EXERCISE MATERIAL:
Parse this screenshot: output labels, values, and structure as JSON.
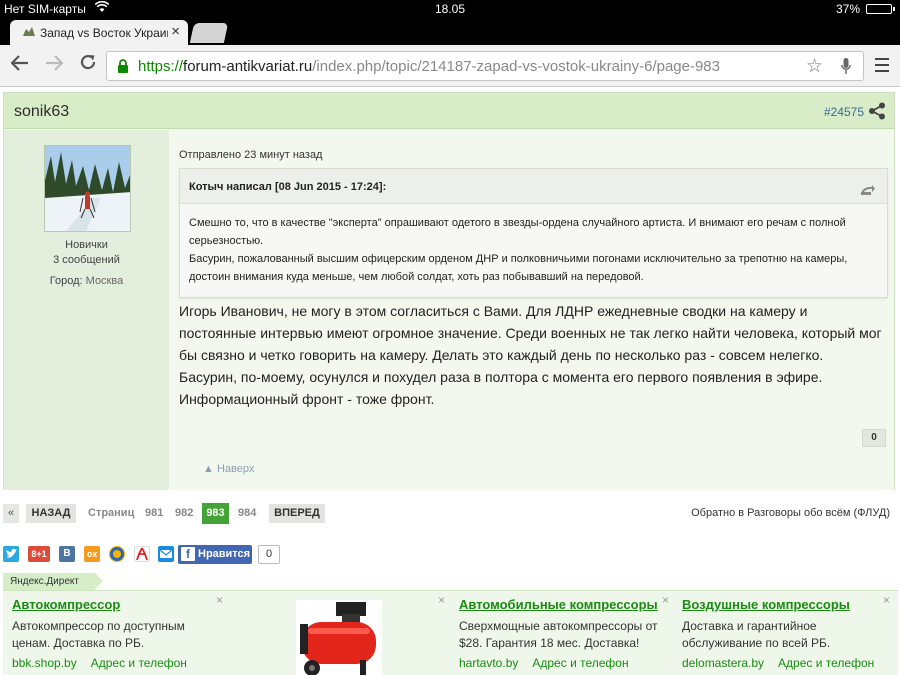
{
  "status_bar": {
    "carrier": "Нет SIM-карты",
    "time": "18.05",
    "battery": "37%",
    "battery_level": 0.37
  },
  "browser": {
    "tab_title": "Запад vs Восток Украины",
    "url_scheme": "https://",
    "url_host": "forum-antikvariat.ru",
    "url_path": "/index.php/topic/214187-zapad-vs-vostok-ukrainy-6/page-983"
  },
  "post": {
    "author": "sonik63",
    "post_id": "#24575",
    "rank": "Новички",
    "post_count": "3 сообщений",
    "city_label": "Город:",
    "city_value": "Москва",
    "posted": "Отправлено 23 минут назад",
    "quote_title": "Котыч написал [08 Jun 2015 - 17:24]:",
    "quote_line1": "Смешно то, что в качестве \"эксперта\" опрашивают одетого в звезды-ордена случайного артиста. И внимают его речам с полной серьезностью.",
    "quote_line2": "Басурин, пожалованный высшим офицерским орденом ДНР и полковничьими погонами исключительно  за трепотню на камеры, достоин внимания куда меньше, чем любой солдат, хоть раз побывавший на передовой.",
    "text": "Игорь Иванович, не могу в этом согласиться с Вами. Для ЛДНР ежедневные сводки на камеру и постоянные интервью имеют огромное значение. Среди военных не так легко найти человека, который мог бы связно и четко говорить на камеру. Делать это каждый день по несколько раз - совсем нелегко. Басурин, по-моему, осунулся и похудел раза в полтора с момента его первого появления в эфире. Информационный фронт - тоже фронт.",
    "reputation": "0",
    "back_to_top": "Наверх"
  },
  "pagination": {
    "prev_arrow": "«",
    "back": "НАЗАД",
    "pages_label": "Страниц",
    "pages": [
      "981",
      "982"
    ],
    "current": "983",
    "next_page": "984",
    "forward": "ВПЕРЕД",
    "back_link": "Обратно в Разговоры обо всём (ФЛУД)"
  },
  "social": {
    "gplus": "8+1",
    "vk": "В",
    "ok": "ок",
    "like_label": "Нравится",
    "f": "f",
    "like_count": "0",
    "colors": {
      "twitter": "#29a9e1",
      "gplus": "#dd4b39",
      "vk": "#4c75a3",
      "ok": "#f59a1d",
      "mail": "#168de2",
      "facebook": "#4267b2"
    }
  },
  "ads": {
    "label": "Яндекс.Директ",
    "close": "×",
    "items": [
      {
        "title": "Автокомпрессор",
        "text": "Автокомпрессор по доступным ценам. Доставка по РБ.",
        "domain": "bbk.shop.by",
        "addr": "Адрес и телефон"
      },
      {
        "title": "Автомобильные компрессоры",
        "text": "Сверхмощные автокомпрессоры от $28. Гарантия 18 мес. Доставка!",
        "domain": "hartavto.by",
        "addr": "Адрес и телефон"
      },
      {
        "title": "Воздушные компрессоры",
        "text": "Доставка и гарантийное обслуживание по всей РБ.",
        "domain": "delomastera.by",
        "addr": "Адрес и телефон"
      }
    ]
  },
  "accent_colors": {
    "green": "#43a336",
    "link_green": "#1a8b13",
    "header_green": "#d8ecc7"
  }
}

WORK TO COMPLETE: Each line that has the word "text" should be copied.

RESULT OF THIS TASK:
    "text": "Игорь Иванович, не могу в этом согласиться с Вами. Для ЛДНР ежедневные сводки на камеру и постоянные интервью имеют огромное значение. Среди военных не так легко найти человека, который мог бы связно и четко говорить на камеру. Делать это каждый день по несколько раз - совсем нелегко. Басурин, по-моему, осунулся и похудел раза в полтора с момента его первого появления в эфире. Информационный фронт - тоже фронт.",
        "text": "Автокомпрессор по доступным ценам. Доставка по РБ.",
        "text": "Сверхмощные автокомпрессоры от $28. Гарантия 18 мес. Доставка!",
        "text": "Доставка и гарантийное обслуживание по всей РБ.",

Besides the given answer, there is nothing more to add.